■ Extrait de page ■
========================================================================

Le président du Comité des régions, Apostolos Tzitzikostas, a signé une lettre adressée à la Commission européenne, jeudi 15 juillet, pour étendre les mesures de flexibilité introduites dans le cadre des deux initiatives d’investissement en réponse au coronavirus (CRII et CRII+).
Le président ainsi que la présidente de la commission du CdR de la politique de cohésion territoriale et du budget de l’UE (COTER), Isabelle Boudineau, l’autre cosignataire de la lettre, fondent leur demande sur les résultats d’une récente étude parmi les régions et les villes.
« Même si le pire est désormais derrière nous, les économies régionales subissent de plein fouet l'impact de la pandémie et les régions de l'UE doivent continuer à compter sur une flexibilité adéquate dans la gestion des programmes de la politique de cohésion 2014-2020 », peut-on lire.

========================================================================

■ Entrées fournies ■
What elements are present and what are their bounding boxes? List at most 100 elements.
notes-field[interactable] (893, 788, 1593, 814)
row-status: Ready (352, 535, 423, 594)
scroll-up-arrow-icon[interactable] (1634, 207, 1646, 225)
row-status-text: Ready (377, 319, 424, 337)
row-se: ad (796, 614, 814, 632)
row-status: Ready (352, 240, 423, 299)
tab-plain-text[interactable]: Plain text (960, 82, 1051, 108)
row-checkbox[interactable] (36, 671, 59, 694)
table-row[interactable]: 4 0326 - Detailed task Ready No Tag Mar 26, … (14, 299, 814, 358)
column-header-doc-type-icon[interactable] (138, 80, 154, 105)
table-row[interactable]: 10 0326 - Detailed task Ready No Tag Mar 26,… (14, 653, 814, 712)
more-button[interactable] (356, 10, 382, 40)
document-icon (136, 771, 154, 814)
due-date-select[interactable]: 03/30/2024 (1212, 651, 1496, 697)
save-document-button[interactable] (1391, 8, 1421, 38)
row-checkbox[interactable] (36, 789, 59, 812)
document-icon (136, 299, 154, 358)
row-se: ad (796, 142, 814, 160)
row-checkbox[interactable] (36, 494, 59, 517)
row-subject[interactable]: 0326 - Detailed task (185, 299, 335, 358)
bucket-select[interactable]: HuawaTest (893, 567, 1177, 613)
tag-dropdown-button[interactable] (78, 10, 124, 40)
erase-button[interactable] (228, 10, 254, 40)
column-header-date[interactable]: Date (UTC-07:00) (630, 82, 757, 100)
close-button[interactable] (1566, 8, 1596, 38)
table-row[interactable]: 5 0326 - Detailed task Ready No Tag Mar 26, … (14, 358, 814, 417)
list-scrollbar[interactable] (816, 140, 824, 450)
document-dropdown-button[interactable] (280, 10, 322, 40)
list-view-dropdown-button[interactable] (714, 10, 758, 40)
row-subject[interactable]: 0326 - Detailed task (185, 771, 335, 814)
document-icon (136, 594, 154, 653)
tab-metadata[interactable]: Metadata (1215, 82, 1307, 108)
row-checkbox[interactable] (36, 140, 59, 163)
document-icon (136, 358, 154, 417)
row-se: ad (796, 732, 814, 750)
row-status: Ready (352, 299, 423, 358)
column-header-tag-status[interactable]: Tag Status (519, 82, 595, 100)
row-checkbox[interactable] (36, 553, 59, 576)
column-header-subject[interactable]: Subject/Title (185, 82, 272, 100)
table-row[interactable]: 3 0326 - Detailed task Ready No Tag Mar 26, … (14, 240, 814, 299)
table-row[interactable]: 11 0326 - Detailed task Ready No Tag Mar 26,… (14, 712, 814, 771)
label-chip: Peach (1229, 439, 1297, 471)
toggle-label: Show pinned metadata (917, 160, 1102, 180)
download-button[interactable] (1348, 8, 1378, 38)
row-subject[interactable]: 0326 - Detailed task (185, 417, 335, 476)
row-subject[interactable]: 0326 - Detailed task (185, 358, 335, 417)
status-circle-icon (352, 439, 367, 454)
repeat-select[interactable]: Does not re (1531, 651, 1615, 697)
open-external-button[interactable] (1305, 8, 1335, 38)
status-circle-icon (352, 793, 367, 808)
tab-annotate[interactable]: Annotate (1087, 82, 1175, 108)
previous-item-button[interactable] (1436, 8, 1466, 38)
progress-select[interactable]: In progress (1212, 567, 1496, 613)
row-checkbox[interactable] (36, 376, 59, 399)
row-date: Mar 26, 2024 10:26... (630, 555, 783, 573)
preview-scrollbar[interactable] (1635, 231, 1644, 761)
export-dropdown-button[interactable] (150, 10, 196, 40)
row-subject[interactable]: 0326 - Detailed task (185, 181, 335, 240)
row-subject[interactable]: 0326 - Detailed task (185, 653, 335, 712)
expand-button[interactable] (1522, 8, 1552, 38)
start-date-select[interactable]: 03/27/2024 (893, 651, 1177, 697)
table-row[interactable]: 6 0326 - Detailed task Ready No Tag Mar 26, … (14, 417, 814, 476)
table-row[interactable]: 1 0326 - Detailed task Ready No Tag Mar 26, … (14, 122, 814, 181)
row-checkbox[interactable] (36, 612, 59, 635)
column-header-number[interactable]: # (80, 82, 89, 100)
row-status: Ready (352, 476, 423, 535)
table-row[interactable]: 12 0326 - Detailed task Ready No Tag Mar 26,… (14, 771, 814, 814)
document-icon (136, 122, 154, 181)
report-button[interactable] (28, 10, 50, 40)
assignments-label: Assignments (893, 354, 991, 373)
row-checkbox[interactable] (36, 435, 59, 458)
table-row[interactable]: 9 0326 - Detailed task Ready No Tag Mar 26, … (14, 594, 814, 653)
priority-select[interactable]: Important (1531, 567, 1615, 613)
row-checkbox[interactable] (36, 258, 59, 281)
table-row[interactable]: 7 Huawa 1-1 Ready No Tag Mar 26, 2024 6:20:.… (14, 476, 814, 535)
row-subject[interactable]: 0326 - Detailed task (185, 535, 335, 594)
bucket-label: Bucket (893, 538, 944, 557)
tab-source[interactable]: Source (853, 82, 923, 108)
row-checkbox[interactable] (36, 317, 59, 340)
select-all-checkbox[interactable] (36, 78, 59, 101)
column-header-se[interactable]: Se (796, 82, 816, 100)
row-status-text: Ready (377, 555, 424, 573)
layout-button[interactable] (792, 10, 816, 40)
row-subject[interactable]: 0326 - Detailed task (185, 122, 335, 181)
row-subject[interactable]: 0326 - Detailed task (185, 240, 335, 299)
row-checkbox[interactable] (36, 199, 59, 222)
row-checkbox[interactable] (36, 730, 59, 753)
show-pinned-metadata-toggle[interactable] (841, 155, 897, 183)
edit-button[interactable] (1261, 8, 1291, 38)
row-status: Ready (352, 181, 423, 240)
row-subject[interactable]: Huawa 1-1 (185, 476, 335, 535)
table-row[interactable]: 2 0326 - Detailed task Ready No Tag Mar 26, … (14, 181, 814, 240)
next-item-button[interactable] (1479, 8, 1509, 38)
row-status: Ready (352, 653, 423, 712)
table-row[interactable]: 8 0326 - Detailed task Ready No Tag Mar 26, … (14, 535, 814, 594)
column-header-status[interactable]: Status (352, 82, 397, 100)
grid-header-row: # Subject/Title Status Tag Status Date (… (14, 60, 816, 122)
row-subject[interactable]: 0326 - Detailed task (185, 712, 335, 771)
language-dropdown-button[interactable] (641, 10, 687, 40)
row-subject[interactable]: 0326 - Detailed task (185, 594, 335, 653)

========================================================================

■ Consigne ■
Rédigez la suite de l'article sur la demande du Comité des régions visant à prolonger les mesures de flexibilité CRII et CRII+, en reprenant après sa dernière phrase.

■ Réponse rédigée ■
Ainsi, les cosignataires demandent « instamment » à la Commission de présenter une proposition de révision des règles juridiques, permettant : - l'extension du taux de cofinancement de 100% pour une année supplémentaire ; - l'extension de la règle 'N+3' ; - une augmentation temporaire du seuil de minimis pour les aides d'État.
Cette demande a été transmise également par les eurodéputés lors d’un récent débat avec la commissaire à la Politique de cohésion et aux réformes, Elisa Ferreira. Mais cette dernière est restée muette sur la question (EUROPE 12761/11).